Data shown:
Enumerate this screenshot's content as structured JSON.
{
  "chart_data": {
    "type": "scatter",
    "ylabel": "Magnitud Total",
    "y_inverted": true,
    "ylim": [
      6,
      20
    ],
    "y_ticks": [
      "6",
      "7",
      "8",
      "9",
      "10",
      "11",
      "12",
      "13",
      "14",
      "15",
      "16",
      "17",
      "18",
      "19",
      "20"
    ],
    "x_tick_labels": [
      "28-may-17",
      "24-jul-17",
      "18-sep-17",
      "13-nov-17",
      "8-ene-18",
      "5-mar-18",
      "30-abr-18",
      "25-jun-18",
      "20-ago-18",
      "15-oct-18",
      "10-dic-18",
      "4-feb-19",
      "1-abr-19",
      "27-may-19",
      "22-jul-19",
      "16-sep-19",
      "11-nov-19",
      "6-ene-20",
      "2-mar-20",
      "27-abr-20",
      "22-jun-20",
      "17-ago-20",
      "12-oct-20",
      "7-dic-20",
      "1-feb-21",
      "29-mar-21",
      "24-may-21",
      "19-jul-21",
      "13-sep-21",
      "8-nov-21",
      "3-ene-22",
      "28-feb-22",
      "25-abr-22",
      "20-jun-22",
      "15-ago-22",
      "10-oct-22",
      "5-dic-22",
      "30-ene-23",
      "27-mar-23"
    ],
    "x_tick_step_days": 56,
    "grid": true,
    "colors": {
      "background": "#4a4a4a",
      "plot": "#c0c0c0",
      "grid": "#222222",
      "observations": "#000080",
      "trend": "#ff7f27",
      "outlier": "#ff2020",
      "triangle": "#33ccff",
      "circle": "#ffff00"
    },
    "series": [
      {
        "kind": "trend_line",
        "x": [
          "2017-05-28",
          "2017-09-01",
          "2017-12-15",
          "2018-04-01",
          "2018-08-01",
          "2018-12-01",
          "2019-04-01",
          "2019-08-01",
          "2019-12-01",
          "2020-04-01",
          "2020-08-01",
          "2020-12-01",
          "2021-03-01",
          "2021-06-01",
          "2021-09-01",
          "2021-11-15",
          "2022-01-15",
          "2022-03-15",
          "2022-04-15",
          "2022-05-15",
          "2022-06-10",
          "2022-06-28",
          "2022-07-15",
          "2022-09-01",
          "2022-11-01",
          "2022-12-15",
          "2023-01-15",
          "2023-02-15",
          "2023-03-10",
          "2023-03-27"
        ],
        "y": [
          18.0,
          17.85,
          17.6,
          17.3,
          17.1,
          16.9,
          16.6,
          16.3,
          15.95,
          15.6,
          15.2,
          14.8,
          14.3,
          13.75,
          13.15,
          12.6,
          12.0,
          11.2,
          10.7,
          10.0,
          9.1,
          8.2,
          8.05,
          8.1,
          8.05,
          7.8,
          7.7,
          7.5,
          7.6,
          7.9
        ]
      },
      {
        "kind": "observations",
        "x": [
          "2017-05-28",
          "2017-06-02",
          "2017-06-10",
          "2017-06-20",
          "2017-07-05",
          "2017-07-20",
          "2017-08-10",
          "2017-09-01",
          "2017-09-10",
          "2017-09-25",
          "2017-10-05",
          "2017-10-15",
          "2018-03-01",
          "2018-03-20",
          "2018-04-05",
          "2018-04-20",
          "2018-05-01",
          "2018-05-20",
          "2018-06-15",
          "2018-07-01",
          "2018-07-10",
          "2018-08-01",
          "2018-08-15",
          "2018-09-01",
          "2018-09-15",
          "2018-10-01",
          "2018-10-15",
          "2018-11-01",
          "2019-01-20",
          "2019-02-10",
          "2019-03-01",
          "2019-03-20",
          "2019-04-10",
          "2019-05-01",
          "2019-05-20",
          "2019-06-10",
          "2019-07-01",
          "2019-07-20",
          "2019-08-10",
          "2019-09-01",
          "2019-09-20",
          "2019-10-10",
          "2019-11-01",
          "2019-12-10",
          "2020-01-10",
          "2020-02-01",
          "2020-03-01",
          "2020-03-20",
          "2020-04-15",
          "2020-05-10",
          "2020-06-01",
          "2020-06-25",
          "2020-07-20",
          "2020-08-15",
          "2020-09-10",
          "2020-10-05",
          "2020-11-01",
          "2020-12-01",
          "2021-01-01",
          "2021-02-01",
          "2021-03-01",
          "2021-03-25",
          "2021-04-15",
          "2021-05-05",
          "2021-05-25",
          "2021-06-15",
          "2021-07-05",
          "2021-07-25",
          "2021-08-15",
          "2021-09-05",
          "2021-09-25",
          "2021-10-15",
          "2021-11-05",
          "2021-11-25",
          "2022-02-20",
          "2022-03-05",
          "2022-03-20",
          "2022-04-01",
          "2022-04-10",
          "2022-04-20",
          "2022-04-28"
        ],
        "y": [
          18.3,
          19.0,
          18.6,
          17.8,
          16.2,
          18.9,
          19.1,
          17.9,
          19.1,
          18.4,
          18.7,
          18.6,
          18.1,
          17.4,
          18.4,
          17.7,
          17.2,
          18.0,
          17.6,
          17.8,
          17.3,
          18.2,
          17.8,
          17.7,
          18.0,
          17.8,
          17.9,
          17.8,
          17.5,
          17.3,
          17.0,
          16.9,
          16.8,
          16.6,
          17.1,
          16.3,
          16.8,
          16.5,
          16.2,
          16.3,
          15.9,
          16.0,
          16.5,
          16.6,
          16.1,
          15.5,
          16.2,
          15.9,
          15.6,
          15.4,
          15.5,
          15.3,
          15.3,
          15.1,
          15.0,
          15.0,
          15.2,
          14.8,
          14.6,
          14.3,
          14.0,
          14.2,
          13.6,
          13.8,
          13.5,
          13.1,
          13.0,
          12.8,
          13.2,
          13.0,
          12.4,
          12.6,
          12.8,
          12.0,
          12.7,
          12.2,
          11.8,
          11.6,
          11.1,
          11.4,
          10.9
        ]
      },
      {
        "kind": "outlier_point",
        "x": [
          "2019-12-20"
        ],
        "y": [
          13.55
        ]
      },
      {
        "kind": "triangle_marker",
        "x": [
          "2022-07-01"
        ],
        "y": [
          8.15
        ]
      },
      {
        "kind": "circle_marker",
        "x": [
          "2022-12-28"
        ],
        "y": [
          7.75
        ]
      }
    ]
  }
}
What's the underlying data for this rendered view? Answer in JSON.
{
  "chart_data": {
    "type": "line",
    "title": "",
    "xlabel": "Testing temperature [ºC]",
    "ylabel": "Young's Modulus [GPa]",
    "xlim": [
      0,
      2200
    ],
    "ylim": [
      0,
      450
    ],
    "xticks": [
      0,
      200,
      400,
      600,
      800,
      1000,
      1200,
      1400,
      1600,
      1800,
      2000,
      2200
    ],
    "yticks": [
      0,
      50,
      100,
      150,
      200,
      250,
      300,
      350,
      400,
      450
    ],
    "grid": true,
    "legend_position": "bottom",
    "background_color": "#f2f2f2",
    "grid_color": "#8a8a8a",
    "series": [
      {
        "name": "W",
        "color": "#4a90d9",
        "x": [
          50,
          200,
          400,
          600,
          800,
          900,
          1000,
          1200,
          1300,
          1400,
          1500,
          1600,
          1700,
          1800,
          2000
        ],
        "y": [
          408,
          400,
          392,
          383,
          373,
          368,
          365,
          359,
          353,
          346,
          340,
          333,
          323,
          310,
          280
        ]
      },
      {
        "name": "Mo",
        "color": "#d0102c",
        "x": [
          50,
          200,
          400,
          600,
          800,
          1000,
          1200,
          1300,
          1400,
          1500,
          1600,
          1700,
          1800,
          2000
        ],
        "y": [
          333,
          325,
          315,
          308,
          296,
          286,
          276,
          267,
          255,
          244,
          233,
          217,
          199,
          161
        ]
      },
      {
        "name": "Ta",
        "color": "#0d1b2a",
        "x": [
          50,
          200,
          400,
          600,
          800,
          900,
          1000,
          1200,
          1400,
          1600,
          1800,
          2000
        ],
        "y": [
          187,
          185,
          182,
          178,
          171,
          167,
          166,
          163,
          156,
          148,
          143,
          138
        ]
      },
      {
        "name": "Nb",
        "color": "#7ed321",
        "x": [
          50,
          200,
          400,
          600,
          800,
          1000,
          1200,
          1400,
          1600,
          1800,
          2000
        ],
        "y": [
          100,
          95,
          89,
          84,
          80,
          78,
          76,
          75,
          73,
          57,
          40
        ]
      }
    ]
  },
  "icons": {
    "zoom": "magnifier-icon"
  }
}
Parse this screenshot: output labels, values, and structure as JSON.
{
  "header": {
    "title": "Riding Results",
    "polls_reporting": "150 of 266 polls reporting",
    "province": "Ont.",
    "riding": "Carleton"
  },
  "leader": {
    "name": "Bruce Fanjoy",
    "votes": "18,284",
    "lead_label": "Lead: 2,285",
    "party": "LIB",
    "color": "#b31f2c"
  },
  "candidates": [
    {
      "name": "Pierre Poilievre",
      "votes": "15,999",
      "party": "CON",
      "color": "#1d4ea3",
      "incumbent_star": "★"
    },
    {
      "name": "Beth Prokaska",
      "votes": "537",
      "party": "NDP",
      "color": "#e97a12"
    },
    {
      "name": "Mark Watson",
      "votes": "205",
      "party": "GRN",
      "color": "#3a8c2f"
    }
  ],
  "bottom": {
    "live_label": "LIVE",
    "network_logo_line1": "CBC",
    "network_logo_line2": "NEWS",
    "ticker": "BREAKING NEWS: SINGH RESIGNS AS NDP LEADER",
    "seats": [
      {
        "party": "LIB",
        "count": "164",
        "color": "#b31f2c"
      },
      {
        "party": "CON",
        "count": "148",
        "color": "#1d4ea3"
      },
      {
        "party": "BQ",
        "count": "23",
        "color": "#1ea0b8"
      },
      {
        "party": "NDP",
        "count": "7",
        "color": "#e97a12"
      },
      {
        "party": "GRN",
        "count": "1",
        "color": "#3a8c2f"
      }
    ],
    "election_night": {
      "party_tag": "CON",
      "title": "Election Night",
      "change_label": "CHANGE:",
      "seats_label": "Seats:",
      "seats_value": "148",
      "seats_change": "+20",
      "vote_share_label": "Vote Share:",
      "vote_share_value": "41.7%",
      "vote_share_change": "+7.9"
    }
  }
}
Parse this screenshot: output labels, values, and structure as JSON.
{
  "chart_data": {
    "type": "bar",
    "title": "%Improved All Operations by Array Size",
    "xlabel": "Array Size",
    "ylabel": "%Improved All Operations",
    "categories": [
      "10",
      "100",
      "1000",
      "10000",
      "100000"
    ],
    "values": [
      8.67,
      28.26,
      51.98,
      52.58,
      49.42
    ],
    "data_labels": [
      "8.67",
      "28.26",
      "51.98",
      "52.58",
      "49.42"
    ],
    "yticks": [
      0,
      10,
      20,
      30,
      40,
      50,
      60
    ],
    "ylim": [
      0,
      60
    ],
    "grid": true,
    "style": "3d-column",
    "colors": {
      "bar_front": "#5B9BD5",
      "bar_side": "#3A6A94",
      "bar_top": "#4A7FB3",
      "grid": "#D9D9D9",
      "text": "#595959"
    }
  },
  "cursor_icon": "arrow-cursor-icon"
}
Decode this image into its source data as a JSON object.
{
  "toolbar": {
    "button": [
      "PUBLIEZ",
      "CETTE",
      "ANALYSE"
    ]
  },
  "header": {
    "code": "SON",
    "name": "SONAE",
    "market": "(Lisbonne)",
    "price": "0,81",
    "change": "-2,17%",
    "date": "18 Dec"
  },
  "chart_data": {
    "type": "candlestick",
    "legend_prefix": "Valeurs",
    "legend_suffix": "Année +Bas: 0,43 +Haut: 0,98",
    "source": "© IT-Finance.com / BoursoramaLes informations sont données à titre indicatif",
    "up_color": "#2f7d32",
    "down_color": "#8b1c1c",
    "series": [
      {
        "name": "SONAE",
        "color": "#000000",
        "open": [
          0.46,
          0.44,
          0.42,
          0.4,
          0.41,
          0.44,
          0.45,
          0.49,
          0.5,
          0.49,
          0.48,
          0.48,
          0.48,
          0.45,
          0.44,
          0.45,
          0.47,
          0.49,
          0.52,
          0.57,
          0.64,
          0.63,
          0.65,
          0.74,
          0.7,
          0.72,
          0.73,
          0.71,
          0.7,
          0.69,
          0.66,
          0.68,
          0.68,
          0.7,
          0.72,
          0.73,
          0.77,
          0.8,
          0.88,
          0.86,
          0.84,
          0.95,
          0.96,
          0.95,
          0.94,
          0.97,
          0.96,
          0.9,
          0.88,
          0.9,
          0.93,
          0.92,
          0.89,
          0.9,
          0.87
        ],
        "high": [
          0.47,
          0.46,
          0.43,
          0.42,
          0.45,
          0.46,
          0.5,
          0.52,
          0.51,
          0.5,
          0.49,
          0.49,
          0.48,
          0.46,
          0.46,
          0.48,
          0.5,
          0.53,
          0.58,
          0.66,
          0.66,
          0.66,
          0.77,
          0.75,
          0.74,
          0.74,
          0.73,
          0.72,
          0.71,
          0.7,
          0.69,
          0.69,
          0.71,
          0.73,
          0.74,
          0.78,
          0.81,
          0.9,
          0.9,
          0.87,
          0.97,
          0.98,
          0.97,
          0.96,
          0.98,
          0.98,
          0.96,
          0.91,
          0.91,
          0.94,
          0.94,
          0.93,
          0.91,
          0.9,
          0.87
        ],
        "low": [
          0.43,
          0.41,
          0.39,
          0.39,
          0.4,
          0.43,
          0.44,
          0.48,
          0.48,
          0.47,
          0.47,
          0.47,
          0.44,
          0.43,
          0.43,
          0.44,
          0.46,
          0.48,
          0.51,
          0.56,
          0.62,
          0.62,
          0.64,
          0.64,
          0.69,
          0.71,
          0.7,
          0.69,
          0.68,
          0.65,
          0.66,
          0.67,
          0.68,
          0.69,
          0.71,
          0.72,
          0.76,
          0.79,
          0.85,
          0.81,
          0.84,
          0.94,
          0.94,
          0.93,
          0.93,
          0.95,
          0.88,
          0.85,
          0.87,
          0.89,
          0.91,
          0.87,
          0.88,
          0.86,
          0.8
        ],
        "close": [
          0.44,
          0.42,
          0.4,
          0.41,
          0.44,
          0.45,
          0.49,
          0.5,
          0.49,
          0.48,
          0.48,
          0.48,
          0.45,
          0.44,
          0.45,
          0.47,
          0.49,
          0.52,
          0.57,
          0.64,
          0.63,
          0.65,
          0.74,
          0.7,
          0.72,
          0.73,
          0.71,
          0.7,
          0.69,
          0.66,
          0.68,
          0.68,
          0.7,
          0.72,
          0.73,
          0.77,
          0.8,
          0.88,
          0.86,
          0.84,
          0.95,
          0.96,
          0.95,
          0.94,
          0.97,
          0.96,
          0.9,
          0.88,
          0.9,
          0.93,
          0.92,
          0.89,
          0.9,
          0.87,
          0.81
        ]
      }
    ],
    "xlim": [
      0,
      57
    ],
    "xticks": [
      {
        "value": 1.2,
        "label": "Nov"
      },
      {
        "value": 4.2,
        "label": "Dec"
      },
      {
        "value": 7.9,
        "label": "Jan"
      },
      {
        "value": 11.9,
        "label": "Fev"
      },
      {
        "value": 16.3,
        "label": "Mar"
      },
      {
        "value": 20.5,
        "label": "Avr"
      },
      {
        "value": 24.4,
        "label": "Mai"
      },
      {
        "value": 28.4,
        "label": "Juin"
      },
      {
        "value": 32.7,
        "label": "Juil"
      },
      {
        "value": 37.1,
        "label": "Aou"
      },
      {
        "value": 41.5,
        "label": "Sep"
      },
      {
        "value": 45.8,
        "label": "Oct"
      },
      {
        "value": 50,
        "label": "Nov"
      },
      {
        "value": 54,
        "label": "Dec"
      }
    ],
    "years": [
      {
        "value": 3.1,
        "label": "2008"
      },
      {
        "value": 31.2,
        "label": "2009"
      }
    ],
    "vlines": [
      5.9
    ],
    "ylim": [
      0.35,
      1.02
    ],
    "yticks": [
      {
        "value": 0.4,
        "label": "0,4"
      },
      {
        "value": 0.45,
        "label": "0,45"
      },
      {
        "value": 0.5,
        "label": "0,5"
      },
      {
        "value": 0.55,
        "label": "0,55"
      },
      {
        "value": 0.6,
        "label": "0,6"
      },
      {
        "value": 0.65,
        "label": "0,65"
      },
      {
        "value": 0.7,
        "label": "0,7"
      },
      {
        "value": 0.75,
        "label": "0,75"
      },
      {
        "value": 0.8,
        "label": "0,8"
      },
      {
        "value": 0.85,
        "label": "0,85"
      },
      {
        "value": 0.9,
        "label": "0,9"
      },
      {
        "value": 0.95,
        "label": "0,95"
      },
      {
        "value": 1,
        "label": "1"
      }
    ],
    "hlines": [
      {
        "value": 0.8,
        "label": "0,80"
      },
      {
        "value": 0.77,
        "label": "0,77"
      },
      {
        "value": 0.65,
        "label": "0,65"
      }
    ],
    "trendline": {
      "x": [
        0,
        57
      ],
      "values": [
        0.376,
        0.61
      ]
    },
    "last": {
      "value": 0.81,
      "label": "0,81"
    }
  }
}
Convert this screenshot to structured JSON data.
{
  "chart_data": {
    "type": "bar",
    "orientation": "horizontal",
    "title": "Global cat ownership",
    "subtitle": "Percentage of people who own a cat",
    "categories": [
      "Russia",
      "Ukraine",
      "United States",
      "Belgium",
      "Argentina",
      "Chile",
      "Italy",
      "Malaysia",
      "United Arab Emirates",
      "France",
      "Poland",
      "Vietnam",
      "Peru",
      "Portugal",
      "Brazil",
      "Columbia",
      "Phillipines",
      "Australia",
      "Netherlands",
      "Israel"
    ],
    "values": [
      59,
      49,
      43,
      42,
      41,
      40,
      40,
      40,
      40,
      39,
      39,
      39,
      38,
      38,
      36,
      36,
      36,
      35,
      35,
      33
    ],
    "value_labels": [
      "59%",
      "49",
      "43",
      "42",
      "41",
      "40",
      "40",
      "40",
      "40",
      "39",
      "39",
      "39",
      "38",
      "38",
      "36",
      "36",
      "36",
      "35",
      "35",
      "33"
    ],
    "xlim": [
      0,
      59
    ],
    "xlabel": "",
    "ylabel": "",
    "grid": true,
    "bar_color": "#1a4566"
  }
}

The request:
Show every line from the entries above in which the word "structured" appears.

The answer:
Enumerate this screenshot's content as structured JSON.
Convert this screenshot to structured JSON data.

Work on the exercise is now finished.